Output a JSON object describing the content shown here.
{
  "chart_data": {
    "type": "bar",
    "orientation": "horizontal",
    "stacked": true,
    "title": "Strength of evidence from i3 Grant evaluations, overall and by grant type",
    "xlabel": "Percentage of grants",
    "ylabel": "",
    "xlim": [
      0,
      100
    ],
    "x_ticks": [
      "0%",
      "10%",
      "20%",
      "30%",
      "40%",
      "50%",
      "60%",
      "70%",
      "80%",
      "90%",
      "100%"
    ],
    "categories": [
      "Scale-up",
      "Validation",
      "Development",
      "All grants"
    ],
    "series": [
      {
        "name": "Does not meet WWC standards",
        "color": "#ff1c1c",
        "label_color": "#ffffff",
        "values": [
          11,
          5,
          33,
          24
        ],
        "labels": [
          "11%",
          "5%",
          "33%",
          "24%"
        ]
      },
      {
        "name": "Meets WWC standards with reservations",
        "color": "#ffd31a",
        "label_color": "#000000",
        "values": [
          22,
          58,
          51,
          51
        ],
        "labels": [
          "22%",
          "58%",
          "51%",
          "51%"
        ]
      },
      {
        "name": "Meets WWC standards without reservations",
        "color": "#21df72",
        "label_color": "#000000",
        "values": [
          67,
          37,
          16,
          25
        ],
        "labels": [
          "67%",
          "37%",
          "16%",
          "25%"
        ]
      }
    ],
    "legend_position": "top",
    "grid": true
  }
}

══════

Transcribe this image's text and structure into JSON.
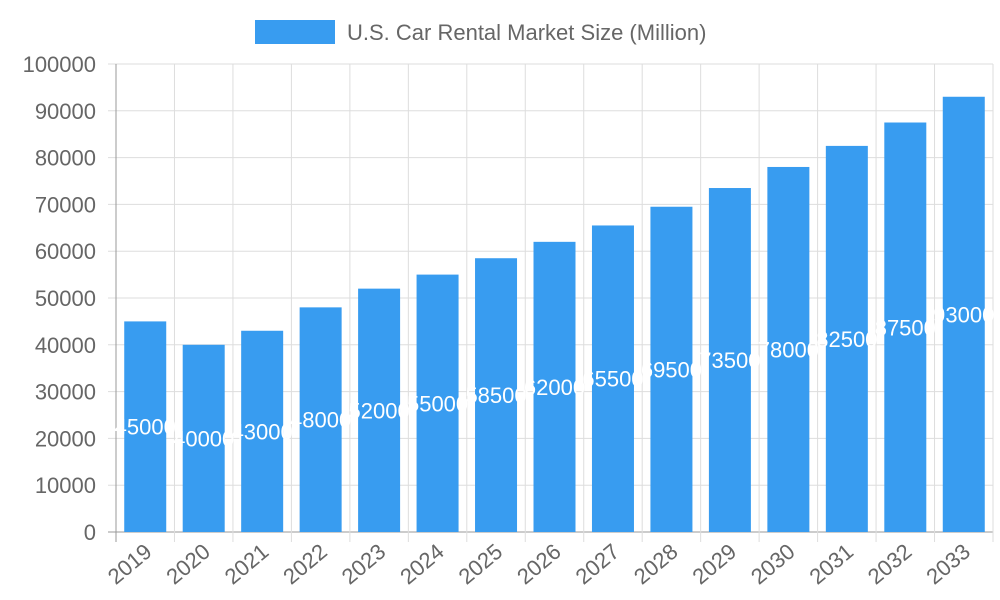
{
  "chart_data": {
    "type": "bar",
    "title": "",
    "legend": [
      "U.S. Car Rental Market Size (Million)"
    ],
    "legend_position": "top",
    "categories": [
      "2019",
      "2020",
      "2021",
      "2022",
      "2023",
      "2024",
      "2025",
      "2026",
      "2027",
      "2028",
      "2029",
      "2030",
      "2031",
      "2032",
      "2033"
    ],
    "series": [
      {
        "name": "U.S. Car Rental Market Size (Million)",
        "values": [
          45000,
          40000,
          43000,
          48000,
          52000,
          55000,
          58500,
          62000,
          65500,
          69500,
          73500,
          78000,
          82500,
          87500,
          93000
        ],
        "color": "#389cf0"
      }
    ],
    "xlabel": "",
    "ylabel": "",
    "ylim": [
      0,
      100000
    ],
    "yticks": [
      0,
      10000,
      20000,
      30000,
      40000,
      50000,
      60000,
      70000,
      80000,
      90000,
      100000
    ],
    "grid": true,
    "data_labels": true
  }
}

══════

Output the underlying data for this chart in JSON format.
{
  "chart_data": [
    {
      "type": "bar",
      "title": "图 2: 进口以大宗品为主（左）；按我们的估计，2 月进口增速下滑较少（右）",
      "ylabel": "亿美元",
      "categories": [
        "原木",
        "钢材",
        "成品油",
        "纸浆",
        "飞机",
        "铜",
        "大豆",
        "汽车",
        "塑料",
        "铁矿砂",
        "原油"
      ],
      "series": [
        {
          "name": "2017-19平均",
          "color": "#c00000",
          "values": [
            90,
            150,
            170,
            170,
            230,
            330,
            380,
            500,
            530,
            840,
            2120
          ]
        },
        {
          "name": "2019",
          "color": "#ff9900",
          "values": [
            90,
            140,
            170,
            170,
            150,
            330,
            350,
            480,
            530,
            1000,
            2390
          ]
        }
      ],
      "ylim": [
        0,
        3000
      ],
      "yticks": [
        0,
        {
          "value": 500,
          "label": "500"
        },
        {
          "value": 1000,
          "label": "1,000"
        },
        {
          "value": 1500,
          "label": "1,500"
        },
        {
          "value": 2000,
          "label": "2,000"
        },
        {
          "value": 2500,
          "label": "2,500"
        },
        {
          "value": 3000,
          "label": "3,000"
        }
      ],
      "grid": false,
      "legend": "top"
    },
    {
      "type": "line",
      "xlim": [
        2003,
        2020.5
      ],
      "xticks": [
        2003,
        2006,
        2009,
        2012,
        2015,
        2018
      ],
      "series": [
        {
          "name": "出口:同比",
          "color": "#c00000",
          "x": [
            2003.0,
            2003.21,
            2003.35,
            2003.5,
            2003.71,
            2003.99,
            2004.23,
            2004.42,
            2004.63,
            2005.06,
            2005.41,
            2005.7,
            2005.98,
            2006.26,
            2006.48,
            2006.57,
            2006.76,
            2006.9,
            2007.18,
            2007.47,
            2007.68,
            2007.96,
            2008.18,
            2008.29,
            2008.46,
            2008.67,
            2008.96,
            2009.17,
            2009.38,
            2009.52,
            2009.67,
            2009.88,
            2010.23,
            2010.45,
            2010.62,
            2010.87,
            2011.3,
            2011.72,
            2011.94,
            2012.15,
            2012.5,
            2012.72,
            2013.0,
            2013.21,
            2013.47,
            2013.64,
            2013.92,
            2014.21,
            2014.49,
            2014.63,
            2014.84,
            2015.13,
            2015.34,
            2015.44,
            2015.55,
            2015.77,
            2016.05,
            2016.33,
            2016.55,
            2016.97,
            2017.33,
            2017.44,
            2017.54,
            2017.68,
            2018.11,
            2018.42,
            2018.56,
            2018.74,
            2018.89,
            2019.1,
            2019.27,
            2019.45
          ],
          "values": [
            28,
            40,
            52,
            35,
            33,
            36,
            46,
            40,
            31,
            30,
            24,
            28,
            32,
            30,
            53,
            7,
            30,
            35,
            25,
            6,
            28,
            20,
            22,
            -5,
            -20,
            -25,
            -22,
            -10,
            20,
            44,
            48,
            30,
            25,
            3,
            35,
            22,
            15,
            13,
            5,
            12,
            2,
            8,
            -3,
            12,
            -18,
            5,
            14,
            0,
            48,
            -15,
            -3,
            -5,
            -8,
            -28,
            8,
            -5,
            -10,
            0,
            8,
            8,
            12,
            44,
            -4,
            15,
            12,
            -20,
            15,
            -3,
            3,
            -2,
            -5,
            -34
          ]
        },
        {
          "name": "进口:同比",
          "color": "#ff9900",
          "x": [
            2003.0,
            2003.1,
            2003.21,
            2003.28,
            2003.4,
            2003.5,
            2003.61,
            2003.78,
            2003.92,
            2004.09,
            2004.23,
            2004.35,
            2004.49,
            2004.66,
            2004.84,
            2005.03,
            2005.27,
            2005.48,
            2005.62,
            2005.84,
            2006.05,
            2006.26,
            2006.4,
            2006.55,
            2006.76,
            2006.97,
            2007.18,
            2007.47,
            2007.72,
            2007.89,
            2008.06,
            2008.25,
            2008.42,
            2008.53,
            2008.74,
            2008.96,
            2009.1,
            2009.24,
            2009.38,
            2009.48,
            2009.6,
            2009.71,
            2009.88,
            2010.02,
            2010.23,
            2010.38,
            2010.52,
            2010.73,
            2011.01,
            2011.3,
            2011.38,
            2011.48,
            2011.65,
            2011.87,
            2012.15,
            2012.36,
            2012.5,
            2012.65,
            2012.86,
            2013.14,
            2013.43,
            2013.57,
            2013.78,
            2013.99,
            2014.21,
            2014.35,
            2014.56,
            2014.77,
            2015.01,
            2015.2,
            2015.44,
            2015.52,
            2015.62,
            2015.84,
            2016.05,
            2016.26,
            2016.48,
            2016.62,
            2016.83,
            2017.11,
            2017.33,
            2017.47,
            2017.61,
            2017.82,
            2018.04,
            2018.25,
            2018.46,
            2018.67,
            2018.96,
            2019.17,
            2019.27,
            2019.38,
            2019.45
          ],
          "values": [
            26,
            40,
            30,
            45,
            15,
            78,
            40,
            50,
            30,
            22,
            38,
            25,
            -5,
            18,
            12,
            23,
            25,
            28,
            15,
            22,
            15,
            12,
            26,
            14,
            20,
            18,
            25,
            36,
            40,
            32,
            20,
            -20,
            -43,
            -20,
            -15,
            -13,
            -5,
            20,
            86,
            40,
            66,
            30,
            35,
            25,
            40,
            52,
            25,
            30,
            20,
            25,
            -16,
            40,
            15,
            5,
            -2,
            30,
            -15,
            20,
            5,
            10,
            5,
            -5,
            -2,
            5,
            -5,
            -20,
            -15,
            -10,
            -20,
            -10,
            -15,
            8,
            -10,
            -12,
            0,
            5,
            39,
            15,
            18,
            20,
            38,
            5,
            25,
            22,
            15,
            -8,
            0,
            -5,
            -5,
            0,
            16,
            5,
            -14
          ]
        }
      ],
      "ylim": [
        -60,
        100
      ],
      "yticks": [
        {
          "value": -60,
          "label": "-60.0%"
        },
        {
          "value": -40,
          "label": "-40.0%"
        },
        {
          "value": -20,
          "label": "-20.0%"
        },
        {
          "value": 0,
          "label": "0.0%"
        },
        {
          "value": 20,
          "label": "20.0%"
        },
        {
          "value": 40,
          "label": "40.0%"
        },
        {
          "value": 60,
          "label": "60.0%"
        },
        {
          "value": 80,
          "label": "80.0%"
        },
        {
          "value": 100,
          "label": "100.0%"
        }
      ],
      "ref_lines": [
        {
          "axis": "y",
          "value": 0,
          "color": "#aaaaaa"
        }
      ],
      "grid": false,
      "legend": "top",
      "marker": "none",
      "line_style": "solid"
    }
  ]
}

══════

## Set task
Copy out all lines above that include the string "this".

## Exercise solution
Transcribe this image's text and structure into JSON.
Output the underlying data for this chart in JSON format.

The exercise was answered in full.